▶ [Aim of the task]:
Return the rows from the first one through the line that contains "panel-e-chart: 0 10", inclusive, and copy each line exactly as it appears.

==================================================

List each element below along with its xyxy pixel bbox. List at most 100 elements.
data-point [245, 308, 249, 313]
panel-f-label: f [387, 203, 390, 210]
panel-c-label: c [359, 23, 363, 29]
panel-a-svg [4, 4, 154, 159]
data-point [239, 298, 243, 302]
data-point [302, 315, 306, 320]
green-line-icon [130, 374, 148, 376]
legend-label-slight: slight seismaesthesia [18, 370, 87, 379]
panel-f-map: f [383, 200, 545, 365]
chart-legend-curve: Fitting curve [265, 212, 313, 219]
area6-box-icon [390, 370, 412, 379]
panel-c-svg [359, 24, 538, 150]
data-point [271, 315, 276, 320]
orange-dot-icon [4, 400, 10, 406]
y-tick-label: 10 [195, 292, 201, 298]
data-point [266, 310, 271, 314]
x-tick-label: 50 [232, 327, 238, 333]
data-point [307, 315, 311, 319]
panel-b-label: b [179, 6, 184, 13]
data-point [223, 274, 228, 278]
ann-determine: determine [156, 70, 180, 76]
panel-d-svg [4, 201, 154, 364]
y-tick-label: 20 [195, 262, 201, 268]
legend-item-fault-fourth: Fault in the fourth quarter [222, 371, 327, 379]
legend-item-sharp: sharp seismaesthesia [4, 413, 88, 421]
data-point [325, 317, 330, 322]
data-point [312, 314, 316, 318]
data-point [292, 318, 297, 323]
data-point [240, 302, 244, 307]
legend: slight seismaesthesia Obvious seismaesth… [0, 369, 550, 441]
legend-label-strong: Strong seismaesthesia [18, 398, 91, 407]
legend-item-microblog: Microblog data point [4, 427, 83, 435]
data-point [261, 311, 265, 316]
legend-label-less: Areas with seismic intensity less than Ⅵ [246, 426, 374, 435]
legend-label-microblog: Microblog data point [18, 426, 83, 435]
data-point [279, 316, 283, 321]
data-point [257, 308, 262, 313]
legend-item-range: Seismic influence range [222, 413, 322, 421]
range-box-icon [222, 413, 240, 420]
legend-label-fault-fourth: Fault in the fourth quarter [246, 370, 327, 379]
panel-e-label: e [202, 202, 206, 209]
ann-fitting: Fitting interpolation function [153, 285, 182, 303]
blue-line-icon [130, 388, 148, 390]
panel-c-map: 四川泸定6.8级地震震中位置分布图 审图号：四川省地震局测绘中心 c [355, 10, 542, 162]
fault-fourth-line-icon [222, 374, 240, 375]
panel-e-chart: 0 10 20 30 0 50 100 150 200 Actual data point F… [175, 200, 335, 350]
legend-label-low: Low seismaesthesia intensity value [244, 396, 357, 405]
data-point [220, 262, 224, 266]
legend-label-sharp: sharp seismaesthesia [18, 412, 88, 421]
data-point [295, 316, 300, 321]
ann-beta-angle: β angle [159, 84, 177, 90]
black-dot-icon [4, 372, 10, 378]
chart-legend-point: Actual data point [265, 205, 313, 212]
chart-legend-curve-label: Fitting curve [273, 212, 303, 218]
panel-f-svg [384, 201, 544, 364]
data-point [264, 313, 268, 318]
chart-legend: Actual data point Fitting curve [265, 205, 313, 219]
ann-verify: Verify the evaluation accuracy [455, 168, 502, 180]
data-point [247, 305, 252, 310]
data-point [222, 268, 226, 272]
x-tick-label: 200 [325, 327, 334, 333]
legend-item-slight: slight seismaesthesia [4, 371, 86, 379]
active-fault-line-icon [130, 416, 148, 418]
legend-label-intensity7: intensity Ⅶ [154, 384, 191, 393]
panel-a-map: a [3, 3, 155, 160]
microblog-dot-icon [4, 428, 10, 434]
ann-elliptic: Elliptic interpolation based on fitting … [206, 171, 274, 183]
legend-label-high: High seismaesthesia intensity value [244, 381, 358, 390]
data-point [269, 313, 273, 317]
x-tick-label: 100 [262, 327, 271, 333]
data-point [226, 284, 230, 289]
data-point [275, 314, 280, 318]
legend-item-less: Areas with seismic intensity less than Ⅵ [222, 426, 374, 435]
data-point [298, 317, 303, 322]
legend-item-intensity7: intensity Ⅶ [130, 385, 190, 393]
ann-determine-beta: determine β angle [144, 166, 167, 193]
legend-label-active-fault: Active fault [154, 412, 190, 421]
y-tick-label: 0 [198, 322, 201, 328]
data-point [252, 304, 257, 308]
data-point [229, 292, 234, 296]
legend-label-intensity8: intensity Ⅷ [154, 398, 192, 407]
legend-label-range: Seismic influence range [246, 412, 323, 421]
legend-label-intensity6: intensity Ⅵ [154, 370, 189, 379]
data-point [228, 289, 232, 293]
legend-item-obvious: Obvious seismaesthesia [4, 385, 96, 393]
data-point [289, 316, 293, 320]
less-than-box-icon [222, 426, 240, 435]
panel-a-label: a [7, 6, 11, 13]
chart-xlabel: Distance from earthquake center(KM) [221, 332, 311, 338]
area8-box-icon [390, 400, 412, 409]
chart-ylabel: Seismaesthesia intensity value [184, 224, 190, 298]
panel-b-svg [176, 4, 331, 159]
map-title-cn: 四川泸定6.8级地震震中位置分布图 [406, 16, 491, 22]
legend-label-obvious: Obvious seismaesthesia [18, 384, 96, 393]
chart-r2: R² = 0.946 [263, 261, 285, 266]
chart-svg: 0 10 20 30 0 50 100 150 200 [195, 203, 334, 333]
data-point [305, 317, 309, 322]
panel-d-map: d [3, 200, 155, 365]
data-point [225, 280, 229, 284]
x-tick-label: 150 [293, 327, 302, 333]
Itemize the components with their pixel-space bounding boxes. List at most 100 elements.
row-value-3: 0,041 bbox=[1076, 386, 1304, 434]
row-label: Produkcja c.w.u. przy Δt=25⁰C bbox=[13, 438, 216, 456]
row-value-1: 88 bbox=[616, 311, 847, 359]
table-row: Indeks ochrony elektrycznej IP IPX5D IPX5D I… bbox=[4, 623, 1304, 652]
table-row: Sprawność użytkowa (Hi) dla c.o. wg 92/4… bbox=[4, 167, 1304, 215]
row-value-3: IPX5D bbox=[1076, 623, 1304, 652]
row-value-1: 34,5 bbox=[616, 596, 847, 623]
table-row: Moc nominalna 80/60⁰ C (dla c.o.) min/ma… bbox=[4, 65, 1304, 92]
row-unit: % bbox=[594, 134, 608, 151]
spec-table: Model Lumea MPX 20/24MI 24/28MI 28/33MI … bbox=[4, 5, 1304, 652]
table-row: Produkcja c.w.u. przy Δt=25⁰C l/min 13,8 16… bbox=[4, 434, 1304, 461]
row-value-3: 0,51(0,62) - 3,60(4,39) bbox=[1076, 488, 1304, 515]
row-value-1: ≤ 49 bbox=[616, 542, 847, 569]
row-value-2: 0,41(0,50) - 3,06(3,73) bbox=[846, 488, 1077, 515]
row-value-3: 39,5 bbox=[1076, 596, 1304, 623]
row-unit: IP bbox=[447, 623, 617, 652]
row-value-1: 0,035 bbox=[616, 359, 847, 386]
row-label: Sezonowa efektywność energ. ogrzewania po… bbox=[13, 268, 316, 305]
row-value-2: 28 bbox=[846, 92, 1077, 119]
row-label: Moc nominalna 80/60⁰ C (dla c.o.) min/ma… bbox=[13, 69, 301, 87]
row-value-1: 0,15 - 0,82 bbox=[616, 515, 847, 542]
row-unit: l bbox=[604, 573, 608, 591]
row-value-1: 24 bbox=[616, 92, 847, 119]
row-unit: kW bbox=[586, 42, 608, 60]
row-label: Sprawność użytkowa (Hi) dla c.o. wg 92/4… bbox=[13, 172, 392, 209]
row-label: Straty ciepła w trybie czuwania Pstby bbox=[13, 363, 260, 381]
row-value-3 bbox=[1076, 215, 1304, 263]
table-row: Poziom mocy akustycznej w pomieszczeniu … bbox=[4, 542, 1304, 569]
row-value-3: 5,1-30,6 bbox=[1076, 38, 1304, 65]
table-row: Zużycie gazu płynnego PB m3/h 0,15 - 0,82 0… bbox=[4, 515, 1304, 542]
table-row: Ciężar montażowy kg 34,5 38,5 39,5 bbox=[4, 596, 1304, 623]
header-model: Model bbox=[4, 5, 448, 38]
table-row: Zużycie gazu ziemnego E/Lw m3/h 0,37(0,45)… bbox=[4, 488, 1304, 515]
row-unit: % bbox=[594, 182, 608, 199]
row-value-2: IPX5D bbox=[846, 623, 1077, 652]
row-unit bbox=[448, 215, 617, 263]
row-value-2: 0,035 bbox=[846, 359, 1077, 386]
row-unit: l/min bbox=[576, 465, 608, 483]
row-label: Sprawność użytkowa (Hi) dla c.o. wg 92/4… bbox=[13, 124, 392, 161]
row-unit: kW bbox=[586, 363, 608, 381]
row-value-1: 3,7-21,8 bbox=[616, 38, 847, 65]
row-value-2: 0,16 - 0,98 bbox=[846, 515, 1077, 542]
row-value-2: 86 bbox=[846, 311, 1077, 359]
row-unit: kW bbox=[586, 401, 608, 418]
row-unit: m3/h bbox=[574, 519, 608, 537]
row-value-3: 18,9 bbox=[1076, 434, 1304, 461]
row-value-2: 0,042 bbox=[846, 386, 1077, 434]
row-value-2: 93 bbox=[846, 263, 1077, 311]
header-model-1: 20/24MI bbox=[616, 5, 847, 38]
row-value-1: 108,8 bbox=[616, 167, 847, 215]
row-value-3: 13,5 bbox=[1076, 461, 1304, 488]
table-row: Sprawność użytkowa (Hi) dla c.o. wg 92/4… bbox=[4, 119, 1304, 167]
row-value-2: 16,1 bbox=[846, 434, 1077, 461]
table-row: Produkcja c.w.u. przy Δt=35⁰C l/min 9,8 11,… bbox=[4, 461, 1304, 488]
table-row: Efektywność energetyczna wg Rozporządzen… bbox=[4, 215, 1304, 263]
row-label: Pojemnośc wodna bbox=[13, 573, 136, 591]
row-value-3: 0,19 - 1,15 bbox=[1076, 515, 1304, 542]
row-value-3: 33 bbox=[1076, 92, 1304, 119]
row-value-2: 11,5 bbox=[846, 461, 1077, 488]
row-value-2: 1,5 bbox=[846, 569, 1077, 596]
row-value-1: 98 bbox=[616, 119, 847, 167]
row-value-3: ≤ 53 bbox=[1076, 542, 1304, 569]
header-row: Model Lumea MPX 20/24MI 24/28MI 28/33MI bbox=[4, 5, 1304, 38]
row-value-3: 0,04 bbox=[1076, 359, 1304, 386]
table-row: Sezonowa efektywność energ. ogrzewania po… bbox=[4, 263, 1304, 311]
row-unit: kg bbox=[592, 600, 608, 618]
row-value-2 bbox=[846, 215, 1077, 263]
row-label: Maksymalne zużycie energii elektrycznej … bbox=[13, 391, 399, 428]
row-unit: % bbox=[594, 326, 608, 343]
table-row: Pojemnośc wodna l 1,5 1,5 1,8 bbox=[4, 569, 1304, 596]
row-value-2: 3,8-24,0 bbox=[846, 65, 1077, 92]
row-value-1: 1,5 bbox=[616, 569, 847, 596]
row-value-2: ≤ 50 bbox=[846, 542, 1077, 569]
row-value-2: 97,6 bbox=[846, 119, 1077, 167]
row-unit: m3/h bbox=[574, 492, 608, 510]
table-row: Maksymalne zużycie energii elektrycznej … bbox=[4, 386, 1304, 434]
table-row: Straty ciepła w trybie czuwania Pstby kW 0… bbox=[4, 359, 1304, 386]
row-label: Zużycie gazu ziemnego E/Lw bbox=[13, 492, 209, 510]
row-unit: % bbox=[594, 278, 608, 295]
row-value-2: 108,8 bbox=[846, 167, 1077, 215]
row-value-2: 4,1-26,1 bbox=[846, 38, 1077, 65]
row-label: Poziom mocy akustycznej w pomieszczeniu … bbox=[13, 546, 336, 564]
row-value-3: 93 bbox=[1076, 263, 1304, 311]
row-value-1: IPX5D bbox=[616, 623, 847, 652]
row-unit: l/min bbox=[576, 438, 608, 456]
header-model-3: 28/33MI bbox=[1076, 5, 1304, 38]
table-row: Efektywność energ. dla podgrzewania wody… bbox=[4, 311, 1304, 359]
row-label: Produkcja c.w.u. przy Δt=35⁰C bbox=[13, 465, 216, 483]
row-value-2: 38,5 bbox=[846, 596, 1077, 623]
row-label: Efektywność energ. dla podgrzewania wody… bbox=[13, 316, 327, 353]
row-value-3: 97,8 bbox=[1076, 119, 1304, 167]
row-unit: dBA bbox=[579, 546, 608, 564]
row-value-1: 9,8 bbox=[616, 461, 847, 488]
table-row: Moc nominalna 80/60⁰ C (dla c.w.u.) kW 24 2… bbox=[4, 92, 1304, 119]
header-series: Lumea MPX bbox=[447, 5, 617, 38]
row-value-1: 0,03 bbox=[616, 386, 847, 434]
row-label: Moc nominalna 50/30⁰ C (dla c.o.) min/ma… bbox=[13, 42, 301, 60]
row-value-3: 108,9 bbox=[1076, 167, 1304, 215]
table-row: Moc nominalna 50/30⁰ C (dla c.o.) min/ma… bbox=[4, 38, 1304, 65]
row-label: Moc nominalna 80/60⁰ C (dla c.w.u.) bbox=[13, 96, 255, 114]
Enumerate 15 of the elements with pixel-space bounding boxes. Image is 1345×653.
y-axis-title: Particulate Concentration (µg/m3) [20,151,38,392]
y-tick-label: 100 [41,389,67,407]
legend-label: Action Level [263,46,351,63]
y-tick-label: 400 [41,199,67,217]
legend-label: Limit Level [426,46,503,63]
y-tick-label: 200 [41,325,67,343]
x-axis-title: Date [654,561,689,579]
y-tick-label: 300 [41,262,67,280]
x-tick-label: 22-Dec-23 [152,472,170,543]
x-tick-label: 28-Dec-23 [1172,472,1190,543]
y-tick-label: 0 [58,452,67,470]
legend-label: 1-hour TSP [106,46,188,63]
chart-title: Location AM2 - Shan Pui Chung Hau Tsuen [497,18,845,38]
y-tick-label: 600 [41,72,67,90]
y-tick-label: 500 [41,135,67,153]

==================================================

▶ [Written response]:
List each element below along with its xyxy pixel bbox. List at most 100 elements.
data-point [245, 308, 249, 313]
panel-f-label: f [387, 203, 390, 210]
panel-c-label: c [359, 23, 363, 29]
panel-a-svg [4, 4, 154, 159]
data-point [239, 298, 243, 302]
data-point [302, 315, 306, 320]
green-line-icon [130, 374, 148, 376]
legend-label-slight: slight seismaesthesia [18, 370, 87, 379]
panel-f-map: f [383, 200, 545, 365]
chart-legend-curve: Fitting curve [265, 212, 313, 219]
area6-box-icon [390, 370, 412, 379]
panel-c-svg [359, 24, 538, 150]
data-point [271, 315, 276, 320]
orange-dot-icon [4, 400, 10, 406]
y-tick-label: 10 [195, 292, 201, 298]
data-point [266, 310, 271, 314]
x-tick-label: 50 [232, 327, 238, 333]
data-point [307, 315, 311, 319]
panel-b-label: b [179, 6, 184, 13]
data-point [223, 274, 228, 278]
ann-determine: determine [156, 70, 180, 76]
panel-d-svg [4, 201, 154, 364]
y-tick-label: 20 [195, 262, 201, 268]
legend-item-fault-fourth: Fault in the fourth quarter [222, 371, 327, 379]
legend-item-sharp: sharp seismaesthesia [4, 413, 88, 421]
data-point [325, 317, 330, 322]
data-point [312, 314, 316, 318]
data-point [292, 318, 297, 323]
data-point [240, 302, 244, 307]
legend: slight seismaesthesia Obvious seismaesth… [0, 369, 550, 441]
legend-label-strong: Strong seismaesthesia [18, 398, 91, 407]
legend-item-microblog: Microblog data point [4, 427, 83, 435]
data-point [261, 311, 265, 316]
legend-label-less: Areas with seismic intensity less than Ⅵ [246, 426, 374, 435]
legend-label-microblog: Microblog data point [18, 426, 83, 435]
data-point [279, 316, 283, 321]
data-point [257, 308, 262, 313]
legend-item-range: Seismic influence range [222, 413, 322, 421]
range-box-icon [222, 413, 240, 420]
legend-label-fault-fourth: Fault in the fourth quarter [246, 370, 327, 379]
panel-e-label: e [202, 202, 206, 209]
ann-fitting: Fitting interpolation function [153, 285, 182, 303]
blue-line-icon [130, 388, 148, 390]
panel-c-map: 四川泸定6.8级地震震中位置分布图 审图号：四川省地震局测绘中心 c [355, 10, 542, 162]
fault-fourth-line-icon [222, 374, 240, 375]
panel-e-chart: 0 10 20 30 0 50 100 150 200 Actual data point F… [175, 200, 335, 350]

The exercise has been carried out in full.